__Work to be completed__. Scan the material and copy every line in which "CHAPTER" appears.

▼

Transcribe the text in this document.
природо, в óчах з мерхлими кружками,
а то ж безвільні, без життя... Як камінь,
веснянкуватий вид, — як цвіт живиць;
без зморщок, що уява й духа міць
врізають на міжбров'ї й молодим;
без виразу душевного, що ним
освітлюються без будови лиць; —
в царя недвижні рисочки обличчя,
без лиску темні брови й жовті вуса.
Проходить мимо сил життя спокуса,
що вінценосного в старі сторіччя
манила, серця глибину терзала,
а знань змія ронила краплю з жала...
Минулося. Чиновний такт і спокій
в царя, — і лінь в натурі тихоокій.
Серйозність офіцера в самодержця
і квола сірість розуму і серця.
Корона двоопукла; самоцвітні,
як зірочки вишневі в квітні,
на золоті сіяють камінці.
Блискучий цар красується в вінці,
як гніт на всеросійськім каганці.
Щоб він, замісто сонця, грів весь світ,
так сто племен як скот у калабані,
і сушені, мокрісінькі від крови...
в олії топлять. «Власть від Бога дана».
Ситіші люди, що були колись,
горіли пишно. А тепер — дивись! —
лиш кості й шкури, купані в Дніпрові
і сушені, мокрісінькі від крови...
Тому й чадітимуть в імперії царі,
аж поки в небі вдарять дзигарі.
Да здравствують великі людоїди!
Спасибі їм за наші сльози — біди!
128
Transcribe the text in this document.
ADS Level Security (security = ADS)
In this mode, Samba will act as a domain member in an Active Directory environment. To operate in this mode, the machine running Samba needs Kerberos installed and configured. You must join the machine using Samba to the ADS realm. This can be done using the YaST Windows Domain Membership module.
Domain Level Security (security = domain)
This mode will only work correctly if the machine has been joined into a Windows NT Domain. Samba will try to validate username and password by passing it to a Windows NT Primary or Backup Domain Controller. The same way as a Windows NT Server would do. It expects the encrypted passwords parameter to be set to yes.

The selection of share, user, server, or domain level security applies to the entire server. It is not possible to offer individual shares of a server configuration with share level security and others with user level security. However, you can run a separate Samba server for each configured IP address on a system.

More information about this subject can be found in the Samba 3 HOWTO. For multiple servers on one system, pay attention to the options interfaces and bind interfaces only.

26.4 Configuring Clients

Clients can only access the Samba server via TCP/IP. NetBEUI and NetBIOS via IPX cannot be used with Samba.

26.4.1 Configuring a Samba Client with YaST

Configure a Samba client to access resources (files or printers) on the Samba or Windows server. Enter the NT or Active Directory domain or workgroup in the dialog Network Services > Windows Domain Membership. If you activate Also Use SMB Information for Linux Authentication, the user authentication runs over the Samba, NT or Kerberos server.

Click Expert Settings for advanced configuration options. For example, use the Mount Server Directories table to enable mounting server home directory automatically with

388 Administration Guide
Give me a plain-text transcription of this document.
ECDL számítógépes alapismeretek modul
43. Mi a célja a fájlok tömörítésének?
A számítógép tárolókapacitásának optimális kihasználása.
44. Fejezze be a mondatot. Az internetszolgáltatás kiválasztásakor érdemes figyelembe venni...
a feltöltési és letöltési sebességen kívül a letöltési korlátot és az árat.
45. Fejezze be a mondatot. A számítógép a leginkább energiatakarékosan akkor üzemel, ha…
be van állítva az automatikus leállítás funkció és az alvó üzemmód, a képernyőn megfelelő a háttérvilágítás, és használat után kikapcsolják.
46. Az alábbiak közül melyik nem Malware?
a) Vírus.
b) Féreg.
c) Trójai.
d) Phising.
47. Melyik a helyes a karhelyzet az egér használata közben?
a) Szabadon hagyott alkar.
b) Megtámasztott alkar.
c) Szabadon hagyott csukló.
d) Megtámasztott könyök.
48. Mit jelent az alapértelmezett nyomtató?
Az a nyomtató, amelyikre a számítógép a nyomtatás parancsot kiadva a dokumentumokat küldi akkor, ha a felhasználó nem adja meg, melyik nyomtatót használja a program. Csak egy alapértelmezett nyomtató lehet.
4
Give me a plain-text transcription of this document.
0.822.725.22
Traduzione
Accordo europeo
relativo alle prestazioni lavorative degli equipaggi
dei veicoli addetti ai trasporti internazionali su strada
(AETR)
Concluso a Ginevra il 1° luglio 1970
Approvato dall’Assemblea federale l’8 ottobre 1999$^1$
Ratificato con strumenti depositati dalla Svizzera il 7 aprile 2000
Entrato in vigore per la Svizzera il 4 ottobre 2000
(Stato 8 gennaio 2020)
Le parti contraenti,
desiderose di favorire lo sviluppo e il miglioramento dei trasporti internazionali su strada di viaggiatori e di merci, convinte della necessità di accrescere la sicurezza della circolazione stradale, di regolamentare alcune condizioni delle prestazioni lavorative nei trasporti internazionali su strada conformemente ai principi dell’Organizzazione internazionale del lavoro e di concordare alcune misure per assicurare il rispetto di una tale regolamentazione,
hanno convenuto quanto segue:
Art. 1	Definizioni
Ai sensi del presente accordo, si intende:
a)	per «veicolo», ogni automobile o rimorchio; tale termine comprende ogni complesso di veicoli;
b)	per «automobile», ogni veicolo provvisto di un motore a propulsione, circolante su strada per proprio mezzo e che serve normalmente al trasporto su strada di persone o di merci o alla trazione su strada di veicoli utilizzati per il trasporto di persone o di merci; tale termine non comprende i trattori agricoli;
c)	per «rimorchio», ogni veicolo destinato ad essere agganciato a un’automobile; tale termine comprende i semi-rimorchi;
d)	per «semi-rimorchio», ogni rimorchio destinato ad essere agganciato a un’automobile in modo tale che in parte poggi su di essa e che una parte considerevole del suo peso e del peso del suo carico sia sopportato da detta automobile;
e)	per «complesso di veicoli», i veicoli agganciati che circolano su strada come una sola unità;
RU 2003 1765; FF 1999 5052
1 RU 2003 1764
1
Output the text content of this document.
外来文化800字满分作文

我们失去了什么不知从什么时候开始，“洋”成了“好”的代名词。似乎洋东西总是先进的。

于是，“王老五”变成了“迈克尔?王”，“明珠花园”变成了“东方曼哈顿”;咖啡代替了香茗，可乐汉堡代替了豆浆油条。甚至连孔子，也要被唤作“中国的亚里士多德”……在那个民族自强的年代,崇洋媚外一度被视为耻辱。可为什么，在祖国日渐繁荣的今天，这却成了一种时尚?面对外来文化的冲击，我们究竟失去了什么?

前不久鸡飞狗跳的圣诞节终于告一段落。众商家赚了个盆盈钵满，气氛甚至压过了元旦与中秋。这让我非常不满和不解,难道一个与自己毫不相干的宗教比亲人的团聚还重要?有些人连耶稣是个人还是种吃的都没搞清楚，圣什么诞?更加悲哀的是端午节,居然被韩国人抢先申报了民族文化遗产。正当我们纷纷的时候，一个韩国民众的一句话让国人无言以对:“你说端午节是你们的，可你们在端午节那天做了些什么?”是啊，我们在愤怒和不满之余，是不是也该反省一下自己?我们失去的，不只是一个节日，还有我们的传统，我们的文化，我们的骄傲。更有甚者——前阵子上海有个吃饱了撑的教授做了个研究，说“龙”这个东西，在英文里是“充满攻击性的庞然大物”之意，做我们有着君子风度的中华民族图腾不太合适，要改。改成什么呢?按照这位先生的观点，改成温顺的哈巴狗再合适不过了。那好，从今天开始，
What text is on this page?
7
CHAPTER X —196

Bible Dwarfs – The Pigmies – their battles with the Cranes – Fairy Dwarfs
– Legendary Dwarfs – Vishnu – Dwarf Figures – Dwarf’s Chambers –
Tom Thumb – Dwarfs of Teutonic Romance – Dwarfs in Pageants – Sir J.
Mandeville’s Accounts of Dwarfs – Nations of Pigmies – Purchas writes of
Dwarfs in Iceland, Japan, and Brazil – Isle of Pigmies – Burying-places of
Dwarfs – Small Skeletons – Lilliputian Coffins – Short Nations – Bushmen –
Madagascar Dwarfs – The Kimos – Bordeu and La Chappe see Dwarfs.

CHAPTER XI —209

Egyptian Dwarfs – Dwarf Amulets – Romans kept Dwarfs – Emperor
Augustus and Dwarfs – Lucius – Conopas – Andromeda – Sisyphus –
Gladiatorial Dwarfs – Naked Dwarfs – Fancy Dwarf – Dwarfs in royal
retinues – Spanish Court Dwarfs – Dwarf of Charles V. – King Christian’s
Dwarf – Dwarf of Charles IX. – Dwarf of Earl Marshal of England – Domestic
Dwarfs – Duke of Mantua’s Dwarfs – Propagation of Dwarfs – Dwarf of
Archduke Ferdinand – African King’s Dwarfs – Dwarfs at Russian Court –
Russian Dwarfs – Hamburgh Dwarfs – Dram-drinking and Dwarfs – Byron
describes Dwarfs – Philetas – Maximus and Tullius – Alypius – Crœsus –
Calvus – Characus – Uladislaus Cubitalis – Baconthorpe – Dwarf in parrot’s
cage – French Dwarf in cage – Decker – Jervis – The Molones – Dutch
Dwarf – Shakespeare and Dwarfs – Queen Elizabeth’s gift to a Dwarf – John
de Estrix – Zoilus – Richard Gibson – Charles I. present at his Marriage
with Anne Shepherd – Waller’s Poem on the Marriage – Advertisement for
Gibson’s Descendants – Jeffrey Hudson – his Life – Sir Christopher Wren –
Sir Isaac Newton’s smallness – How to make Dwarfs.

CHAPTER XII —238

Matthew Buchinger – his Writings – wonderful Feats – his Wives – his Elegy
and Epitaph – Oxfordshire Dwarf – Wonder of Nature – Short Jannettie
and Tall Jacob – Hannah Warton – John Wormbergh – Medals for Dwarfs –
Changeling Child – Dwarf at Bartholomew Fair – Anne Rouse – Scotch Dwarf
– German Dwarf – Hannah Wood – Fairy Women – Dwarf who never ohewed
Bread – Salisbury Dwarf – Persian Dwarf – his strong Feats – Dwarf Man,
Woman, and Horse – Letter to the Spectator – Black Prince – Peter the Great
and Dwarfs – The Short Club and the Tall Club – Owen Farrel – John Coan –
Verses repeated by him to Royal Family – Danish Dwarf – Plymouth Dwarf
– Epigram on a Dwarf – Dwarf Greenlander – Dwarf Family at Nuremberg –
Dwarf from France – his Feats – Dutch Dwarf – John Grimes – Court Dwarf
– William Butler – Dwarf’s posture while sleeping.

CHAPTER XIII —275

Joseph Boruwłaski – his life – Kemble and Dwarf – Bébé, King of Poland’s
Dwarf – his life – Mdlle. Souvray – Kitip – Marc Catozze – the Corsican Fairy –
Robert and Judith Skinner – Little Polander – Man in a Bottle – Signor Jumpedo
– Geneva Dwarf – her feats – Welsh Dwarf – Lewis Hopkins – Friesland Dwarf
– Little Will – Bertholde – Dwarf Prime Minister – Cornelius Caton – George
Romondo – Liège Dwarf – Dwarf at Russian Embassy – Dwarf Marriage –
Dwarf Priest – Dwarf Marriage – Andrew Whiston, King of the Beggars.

▲

__Task result__.
CHAPTER X —196
CHAPTER XI —209
CHAPTER XII —238
CHAPTER XIII —275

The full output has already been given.